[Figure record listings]
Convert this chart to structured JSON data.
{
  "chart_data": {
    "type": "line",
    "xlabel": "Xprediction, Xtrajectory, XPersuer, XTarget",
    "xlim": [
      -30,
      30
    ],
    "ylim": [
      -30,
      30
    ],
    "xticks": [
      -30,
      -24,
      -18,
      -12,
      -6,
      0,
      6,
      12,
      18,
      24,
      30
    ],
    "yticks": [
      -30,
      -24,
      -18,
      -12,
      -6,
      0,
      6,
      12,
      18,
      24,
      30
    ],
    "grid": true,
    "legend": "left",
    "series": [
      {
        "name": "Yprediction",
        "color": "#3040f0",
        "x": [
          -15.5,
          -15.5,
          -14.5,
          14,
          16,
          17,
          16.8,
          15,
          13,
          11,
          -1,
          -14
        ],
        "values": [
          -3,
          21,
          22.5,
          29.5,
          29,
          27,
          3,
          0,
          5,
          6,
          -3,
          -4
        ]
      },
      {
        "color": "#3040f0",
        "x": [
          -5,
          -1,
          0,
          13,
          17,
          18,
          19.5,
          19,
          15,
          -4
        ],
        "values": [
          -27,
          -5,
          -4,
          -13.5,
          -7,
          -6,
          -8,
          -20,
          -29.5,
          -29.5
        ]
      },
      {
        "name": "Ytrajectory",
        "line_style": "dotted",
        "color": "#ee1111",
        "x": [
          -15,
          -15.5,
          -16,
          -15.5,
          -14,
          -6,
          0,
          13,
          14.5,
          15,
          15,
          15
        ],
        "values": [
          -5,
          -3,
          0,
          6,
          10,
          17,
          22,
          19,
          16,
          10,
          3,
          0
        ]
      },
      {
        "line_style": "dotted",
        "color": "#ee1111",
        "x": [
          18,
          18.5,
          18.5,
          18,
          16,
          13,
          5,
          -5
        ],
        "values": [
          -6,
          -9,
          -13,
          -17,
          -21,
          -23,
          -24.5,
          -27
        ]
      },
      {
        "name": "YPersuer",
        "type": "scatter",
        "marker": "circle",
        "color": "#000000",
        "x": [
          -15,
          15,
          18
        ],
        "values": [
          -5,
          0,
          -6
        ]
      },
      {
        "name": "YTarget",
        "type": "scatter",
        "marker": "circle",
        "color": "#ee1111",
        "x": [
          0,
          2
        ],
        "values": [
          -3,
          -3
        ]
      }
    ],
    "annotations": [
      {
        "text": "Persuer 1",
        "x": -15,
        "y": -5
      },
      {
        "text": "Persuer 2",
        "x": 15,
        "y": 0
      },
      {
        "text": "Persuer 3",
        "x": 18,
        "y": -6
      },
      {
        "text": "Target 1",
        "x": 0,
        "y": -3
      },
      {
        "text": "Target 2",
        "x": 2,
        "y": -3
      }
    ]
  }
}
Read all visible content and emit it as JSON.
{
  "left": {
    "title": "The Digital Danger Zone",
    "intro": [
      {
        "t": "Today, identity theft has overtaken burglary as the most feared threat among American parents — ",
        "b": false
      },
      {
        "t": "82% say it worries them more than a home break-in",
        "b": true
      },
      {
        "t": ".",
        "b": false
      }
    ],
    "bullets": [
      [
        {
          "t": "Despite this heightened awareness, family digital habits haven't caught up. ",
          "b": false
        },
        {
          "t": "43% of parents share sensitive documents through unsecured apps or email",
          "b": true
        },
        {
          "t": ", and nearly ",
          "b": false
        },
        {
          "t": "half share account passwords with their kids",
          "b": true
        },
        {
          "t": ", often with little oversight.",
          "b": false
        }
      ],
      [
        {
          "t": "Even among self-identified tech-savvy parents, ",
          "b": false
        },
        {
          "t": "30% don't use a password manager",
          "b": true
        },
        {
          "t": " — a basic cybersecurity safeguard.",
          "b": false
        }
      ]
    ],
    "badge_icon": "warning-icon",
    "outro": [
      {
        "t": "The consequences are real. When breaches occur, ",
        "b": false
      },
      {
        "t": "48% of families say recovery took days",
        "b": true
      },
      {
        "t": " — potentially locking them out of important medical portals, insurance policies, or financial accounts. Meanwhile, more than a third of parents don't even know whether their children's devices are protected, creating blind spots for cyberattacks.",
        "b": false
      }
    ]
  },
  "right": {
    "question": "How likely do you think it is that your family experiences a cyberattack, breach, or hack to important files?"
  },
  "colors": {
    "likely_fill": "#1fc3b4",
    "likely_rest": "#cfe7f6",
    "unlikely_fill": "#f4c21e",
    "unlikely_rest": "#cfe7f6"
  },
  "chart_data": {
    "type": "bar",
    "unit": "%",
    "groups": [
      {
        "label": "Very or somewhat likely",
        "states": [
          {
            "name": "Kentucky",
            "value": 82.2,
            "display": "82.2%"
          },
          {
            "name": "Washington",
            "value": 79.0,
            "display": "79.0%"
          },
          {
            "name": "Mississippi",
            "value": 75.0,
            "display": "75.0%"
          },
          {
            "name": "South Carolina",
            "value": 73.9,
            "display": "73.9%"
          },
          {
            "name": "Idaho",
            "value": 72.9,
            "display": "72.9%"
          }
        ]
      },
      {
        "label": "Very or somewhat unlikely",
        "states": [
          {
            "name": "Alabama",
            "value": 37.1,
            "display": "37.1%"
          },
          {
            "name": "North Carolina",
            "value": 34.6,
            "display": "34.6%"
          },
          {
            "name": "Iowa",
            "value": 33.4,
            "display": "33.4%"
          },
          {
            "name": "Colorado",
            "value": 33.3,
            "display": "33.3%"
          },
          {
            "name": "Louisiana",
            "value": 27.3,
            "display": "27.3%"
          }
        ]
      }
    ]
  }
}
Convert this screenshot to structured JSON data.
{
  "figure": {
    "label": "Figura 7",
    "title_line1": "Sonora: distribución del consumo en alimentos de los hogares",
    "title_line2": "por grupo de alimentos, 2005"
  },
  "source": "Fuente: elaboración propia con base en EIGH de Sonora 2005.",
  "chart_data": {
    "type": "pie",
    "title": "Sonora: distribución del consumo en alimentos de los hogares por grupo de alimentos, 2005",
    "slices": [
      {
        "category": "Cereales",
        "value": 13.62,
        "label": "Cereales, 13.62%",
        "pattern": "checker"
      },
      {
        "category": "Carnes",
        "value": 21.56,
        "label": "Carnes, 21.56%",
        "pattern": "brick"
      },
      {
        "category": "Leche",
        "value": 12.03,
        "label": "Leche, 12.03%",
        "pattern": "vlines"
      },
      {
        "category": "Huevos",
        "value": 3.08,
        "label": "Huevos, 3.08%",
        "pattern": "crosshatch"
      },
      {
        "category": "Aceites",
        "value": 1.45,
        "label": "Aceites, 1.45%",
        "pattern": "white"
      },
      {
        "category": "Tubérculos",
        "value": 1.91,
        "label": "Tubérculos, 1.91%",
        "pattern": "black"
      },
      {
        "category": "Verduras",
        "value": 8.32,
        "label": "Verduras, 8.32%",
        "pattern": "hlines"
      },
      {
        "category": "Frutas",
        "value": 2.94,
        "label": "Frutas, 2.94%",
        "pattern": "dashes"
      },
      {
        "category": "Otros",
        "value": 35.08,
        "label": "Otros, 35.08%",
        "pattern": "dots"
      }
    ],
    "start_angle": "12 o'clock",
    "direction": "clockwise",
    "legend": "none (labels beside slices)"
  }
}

— WHAT THIS TASK INVOLVES —
Return the whole listing exactly.

— FULL SOLUTION —
Convert this chart to structured JSON data.
{
  "chart_data": {
    "type": "line",
    "xlabel": "Xprediction, Xtrajectory, XPersuer, XTarget",
    "xlim": [
      -30,
      30
    ],
    "ylim": [
      -30,
      30
    ],
    "xticks": [
      -30,
      -24,
      -18,
      -12,
      -6,
      0,
      6,
      12,
      18,
      24,
      30
    ],
    "yticks": [
      -30,
      -24,
      -18,
      -12,
      -6,
      0,
      6,
      12,
      18,
      24,
      30
    ],
    "grid": true,
    "legend": "left",
    "series": [
      {
        "name": "Yprediction",
        "color": "#3040f0",
        "x": [
          -15.5,
          -15.5,
          -14.5,
          14,
          16,
          17,
          16.8,
          15,
          13,
          11,
          -1,
          -14
        ],
        "values": [
          -3,
          21,
          22.5,
          29.5,
          29,
          27,
          3,
          0,
          5,
          6,
          -3,
          -4
        ]
      },
      {
        "color": "#3040f0",
        "x": [
          -5,
          -1,
          0,
          13,
          17,
          18,
          19.5,
          19,
          15,
          -4
        ],
        "values": [
          -27,
          -5,
          -4,
          -13.5,
          -7,
          -6,
          -8,
          -20,
          -29.5,
          -29.5
        ]
      },
      {
        "name": "Ytrajectory",
        "line_style": "dotted",
        "color": "#ee1111",
        "x": [
          -15,
          -15.5,
          -16,
          -15.5,
          -14,
          -6,
          0,
          13,
          14.5,
          15,
          15,
          15
        ],
        "values": [
          -5,
          -3,
          0,
          6,
          10,
          17,
          22,
          19,
          16,
          10,
          3,
          0
        ]
      },
      {
        "line_style": "dotted",
        "color": "#ee1111",
        "x": [
          18,
          18.5,
          18.5,
          18,
          16,
          13,
          5,
          -5
        ],
        "values": [
          -6,
          -9,
          -13,
          -17,
          -21,
          -23,
          -24.5,
          -27
        ]
      },
      {
        "name": "YPersuer",
        "type": "scatter",
        "marker": "circle",
        "color": "#000000",
        "x": [
          -15,
          15,
          18
        ],
        "values": [
          -5,
          0,
          -6
        ]
      },
      {
        "name": "YTarget",
        "type": "scatter",
        "marker": "circle",
        "color": "#ee1111",
        "x": [
          0,
          2
        ],
        "values": [
          -3,
          -3
        ]
      }
    ],
    "annotations": [
      {
        "text": "Persuer 1",
        "x": -15,
        "y": -5
      },
      {
        "text": "Persuer 2",
        "x": 15,
        "y": 0
      },
      {
        "text": "Persuer 3",
        "x": 18,
        "y": -6
      },
      {
        "text": "Target 1",
        "x": 0,
        "y": -3
      },
      {
        "text": "Target 2",
        "x": 2,
        "y": -3
      }
    ]
  }
}
Read all visible content and emit it as JSON.
{
  "left": {
    "title": "The Digital Danger Zone",
    "intro": [
      {
        "t": "Today, identity theft has overtaken burglary as the most feared threat among American parents — ",
        "b": false
      },
      {
        "t": "82% say it worries them more than a home break-in",
        "b": true
      },
      {
        "t": ".",
        "b": false
      }
    ],
    "bullets": [
      [
        {
          "t": "Despite this heightened awareness, family digital habits haven't caught up. ",
          "b": false
        },
        {
          "t": "43% of parents share sensitive documents through unsecured apps or email",
          "b": true
        },
        {
          "t": ", and nearly ",
          "b": false
        },
        {
          "t": "half share account passwords with their kids",
          "b": true
        },
        {
          "t": ", often with little oversight.",
          "b": false
        }
      ],
      [
        {
          "t": "Even among self-identified tech-savvy parents, ",
          "b": false
        },
        {
          "t": "30% don't use a password manager",
          "b": true
        },
        {
          "t": " — a basic cybersecurity safeguard.",
          "b": false
        }
      ]
    ],
    "badge_icon": "warning-icon",
    "outro": [
      {
        "t": "The consequences are real. When breaches occur, ",
        "b": false
      },
      {
        "t": "48% of families say recovery took days",
        "b": true
      },
      {
        "t": " — potentially locking them out of important medical portals, insurance policies, or financial accounts. Meanwhile, more than a third of parents don't even know whether their children's devices are protected, creating blind spots for cyberattacks.",
        "b": false
      }
    ]
  },
  "right": {
    "question": "How likely do you think it is that your family experiences a cyberattack, breach, or hack to important files?"
  },
  "colors": {
    "likely_fill": "#1fc3b4",
    "likely_rest": "#cfe7f6",
    "unlikely_fill": "#f4c21e",
    "unlikely_rest": "#cfe7f6"
  },
  "chart_data": {
    "type": "bar",
    "unit": "%",
    "groups": [
      {
        "label": "Very or somewhat likely",
        "states": [
          {
            "name": "Kentucky",
            "value": 82.2,
            "display": "82.2%"
          },
          {
            "name": "Washington",
            "value": 79.0,
            "display": "79.0%"
          },
          {
            "name": "Mississippi",
            "value": 75.0,
            "display": "75.0%"
          },
          {
            "name": "South Carolina",
            "value": 73.9,
            "display": "73.9%"
          },
          {
            "name": "Idaho",
            "value": 72.9,
            "display": "72.9%"
          }
        ]
      },
      {
        "label": "Very or somewhat unlikely",
        "states": [
          {
            "name": "Alabama",
            "value": 37.1,
            "display": "37.1%"
          },
          {
            "name": "North Carolina",
            "value": 34.6,
            "display": "34.6%"
          },
          {
            "name": "Iowa",
            "value": 33.4,
            "display": "33.4%"
          },
          {
            "name": "Colorado",
            "value": 33.3,
            "display": "33.3%"
          },
          {
            "name": "Louisiana",
            "value": 27.3,
            "display": "27.3%"
          }
        ]
      }
    ]
  }
}
Convert this screenshot to structured JSON data.
{
  "figure": {
    "label": "Figura 7",
    "title_line1": "Sonora: distribución del consumo en alimentos de los hogares",
    "title_line2": "por grupo de alimentos, 2005"
  },
  "source": "Fuente: elaboración propia con base en EIGH de Sonora 2005.",
  "chart_data": {
    "type": "pie",
    "title": "Sonora: distribución del consumo en alimentos de los hogares por grupo de alimentos, 2005",
    "slices": [
      {
        "category": "Cereales",
        "value": 13.62,
        "label": "Cereales, 13.62%",
        "pattern": "checker"
      },
      {
        "category": "Carnes",
        "value": 21.56,
        "label": "Carnes, 21.56%",
        "pattern": "brick"
      },
      {
        "category": "Leche",
        "value": 12.03,
        "label": "Leche, 12.03%",
        "pattern": "vlines"
      },
      {
        "category": "Huevos",
        "value": 3.08,
        "label": "Huevos, 3.08%",
        "pattern": "crosshatch"
      },
      {
        "category": "Aceites",
        "value": 1.45,
        "label": "Aceites, 1.45%",
        "pattern": "white"
      },
      {
        "category": "Tubérculos",
        "value": 1.91,
        "label": "Tubérculos, 1.91%",
        "pattern": "black"
      },
      {
        "category": "Verduras",
        "value": 8.32,
        "label": "Verduras, 8.32%",
        "pattern": "hlines"
      },
      {
        "category": "Frutas",
        "value": 2.94,
        "label": "Frutas, 2.94%",
        "pattern": "dashes"
      },
      {
        "category": "Otros",
        "value": 35.08,
        "label": "Otros, 35.08%",
        "pattern": "dots"
      }
    ],
    "start_angle": "12 o'clock",
    "direction": "clockwise",
    "legend": "none (labels beside slices)"
  }
}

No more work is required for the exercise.